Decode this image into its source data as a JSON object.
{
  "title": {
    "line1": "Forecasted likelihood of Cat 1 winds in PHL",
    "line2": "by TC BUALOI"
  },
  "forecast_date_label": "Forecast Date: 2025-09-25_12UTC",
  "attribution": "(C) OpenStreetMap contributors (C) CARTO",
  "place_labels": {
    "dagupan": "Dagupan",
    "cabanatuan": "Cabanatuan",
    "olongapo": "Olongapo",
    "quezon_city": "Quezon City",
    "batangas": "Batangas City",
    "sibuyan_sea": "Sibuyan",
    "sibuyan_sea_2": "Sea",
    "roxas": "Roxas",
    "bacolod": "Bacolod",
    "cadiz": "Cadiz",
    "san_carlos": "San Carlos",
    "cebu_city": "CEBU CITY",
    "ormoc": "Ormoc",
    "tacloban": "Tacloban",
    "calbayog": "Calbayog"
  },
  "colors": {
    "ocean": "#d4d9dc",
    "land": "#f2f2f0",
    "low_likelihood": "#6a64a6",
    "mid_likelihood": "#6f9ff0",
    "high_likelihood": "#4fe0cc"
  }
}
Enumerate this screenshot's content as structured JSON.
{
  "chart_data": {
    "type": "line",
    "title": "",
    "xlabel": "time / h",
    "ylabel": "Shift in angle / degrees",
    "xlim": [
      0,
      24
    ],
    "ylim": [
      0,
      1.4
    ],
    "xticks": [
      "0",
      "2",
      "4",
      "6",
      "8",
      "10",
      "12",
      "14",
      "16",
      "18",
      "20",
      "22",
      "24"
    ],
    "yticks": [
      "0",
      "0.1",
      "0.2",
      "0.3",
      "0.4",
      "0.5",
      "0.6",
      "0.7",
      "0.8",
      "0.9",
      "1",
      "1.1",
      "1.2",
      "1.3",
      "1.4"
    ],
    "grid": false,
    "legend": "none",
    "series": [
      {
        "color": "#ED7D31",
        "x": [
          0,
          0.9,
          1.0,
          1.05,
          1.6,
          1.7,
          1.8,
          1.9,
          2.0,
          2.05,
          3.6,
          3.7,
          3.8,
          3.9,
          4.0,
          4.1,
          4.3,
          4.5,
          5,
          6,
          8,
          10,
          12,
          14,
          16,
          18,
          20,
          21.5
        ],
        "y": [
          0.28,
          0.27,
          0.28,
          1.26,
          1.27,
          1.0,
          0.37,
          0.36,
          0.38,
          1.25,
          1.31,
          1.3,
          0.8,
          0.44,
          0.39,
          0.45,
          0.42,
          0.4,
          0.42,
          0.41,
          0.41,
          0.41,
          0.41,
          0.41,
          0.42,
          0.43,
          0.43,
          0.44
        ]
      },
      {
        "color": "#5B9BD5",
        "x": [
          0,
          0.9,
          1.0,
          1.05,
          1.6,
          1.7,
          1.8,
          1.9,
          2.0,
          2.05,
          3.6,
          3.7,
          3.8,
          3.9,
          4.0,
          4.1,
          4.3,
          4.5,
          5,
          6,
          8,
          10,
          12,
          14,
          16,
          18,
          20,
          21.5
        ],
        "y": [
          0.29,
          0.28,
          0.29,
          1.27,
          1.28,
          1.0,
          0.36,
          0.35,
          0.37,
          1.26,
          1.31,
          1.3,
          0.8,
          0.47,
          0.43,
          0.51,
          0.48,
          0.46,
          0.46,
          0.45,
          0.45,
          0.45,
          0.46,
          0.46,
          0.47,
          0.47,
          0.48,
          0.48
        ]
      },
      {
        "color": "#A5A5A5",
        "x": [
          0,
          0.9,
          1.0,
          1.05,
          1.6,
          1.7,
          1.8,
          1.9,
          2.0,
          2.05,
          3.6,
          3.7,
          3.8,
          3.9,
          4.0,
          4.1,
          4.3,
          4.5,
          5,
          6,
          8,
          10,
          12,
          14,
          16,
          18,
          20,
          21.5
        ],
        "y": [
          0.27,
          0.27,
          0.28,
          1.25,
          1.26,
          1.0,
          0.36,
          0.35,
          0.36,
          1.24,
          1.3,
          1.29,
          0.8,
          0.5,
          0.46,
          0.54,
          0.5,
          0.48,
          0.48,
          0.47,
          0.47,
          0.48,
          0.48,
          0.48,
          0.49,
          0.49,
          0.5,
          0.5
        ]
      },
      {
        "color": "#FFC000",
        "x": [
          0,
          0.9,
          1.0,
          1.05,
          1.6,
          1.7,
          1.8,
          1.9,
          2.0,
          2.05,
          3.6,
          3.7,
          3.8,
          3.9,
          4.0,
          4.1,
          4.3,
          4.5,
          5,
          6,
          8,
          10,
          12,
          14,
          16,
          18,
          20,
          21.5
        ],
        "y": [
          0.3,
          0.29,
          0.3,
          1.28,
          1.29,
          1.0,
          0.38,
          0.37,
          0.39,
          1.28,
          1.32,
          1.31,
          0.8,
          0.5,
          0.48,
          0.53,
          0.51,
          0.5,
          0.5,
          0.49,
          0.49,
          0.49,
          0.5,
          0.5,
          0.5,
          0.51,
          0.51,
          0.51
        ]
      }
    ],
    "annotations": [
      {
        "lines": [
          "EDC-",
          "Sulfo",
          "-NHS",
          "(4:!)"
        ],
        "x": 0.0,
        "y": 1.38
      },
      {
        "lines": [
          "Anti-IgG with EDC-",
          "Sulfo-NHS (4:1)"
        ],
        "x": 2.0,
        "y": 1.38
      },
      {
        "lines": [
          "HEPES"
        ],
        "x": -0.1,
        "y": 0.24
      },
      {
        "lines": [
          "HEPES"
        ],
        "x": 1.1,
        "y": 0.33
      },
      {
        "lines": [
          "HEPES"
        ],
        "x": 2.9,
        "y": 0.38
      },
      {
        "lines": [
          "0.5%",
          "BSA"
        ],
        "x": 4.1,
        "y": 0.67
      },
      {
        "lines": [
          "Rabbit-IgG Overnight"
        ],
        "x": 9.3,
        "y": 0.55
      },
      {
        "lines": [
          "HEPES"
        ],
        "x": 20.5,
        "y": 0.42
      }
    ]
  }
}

• • • •

* _TASK DIRECTIONS_: Output all preceding records character for character.

* _WRITTEN ANSWER_:
Decode this image into its source data as a JSON object.
{
  "title": {
    "line1": "Forecasted likelihood of Cat 1 winds in PHL",
    "line2": "by TC BUALOI"
  },
  "forecast_date_label": "Forecast Date: 2025-09-25_12UTC",
  "attribution": "(C) OpenStreetMap contributors (C) CARTO",
  "place_labels": {
    "dagupan": "Dagupan",
    "cabanatuan": "Cabanatuan",
    "olongapo": "Olongapo",
    "quezon_city": "Quezon City",
    "batangas": "Batangas City",
    "sibuyan_sea": "Sibuyan",
    "sibuyan_sea_2": "Sea",
    "roxas": "Roxas",
    "bacolod": "Bacolod",
    "cadiz": "Cadiz",
    "san_carlos": "San Carlos",
    "cebu_city": "CEBU CITY",
    "ormoc": "Ormoc",
    "tacloban": "Tacloban",
    "calbayog": "Calbayog"
  },
  "colors": {
    "ocean": "#d4d9dc",
    "land": "#f2f2f0",
    "low_likelihood": "#6a64a6",
    "mid_likelihood": "#6f9ff0",
    "high_likelihood": "#4fe0cc"
  }
}
Enumerate this screenshot's content as structured JSON.
{
  "chart_data": {
    "type": "line",
    "title": "",
    "xlabel": "time / h",
    "ylabel": "Shift in angle / degrees",
    "xlim": [
      0,
      24
    ],
    "ylim": [
      0,
      1.4
    ],
    "xticks": [
      "0",
      "2",
      "4",
      "6",
      "8",
      "10",
      "12",
      "14",
      "16",
      "18",
      "20",
      "22",
      "24"
    ],
    "yticks": [
      "0",
      "0.1",
      "0.2",
      "0.3",
      "0.4",
      "0.5",
      "0.6",
      "0.7",
      "0.8",
      "0.9",
      "1",
      "1.1",
      "1.2",
      "1.3",
      "1.4"
    ],
    "grid": false,
    "legend": "none",
    "series": [
      {
        "color": "#ED7D31",
        "x": [
          0,
          0.9,
          1.0,
          1.05,
          1.6,
          1.7,
          1.8,
          1.9,
          2.0,
          2.05,
          3.6,
          3.7,
          3.8,
          3.9,
          4.0,
          4.1,
          4.3,
          4.5,
          5,
          6,
          8,
          10,
          12,
          14,
          16,
          18,
          20,
          21.5
        ],
        "y": [
          0.28,
          0.27,
          0.28,
          1.26,
          1.27,
          1.0,
          0.37,
          0.36,
          0.38,
          1.25,
          1.31,
          1.3,
          0.8,
          0.44,
          0.39,
          0.45,
          0.42,
          0.4,
          0.42,
          0.41,
          0.41,
          0.41,
          0.41,
          0.41,
          0.42,
          0.43,
          0.43,
          0.44
        ]
      },
      {
        "color": "#5B9BD5",
        "x": [
          0,
          0.9,
          1.0,
          1.05,
          1.6,
          1.7,
          1.8,
          1.9,
          2.0,
          2.05,
          3.6,
          3.7,
          3.8,
          3.9,
          4.0,
          4.1,
          4.3,
          4.5,
          5,
          6,
          8,
          10,
          12,
          14,
          16,
          18,
          20,
          21.5
        ],
        "y": [
          0.29,
          0.28,
          0.29,
          1.27,
          1.28,
          1.0,
          0.36,
          0.35,
          0.37,
          1.26,
          1.31,
          1.3,
          0.8,
          0.47,
          0.43,
          0.51,
          0.48,
          0.46,
          0.46,
          0.45,
          0.45,
          0.45,
          0.46,
          0.46,
          0.47,
          0.47,
          0.48,
          0.48
        ]
      },
      {
        "color": "#A5A5A5",
        "x": [
          0,
          0.9,
          1.0,
          1.05,
          1.6,
          1.7,
          1.8,
          1.9,
          2.0,
          2.05,
          3.6,
          3.7,
          3.8,
          3.9,
          4.0,
          4.1,
          4.3,
          4.5,
          5,
          6,
          8,
          10,
          12,
          14,
          16,
          18,
          20,
          21.5
        ],
        "y": [
          0.27,
          0.27,
          0.28,
          1.25,
          1.26,
          1.0,
          0.36,
          0.35,
          0.36,
          1.24,
          1.3,
          1.29,
          0.8,
          0.5,
          0.46,
          0.54,
          0.5,
          0.48,
          0.48,
          0.47,
          0.47,
          0.48,
          0.48,
          0.48,
          0.49,
          0.49,
          0.5,
          0.5
        ]
      },
      {
        "color": "#FFC000",
        "x": [
          0,
          0.9,
          1.0,
          1.05,
          1.6,
          1.7,
          1.8,
          1.9,
          2.0,
          2.05,
          3.6,
          3.7,
          3.8,
          3.9,
          4.0,
          4.1,
          4.3,
          4.5,
          5,
          6,
          8,
          10,
          12,
          14,
          16,
          18,
          20,
          21.5
        ],
        "y": [
          0.3,
          0.29,
          0.3,
          1.28,
          1.29,
          1.0,
          0.38,
          0.37,
          0.39,
          1.28,
          1.32,
          1.31,
          0.8,
          0.5,
          0.48,
          0.53,
          0.51,
          0.5,
          0.5,
          0.49,
          0.49,
          0.49,
          0.5,
          0.5,
          0.5,
          0.51,
          0.51,
          0.51
        ]
      }
    ],
    "annotations": [
      {
        "lines": [
          "EDC-",
          "Sulfo",
          "-NHS",
          "(4:!)"
        ],
        "x": 0.0,
        "y": 1.38
      },
      {
        "lines": [
          "Anti-IgG with EDC-",
          "Sulfo-NHS (4:1)"
        ],
        "x": 2.0,
        "y": 1.38
      },
      {
        "lines": [
          "HEPES"
        ],
        "x": -0.1,
        "y": 0.24
      },
      {
        "lines": [
          "HEPES"
        ],
        "x": 1.1,
        "y": 0.33
      },
      {
        "lines": [
          "HEPES"
        ],
        "x": 2.9,
        "y": 0.38
      },
      {
        "lines": [
          "0.5%",
          "BSA"
        ],
        "x": 4.1,
        "y": 0.67
      },
      {
        "lines": [
          "Rabbit-IgG Overnight"
        ],
        "x": 9.3,
        "y": 0.55
      },
      {
        "lines": [
          "HEPES"
        ],
        "x": 20.5,
        "y": 0.42
      }
    ]
  }
}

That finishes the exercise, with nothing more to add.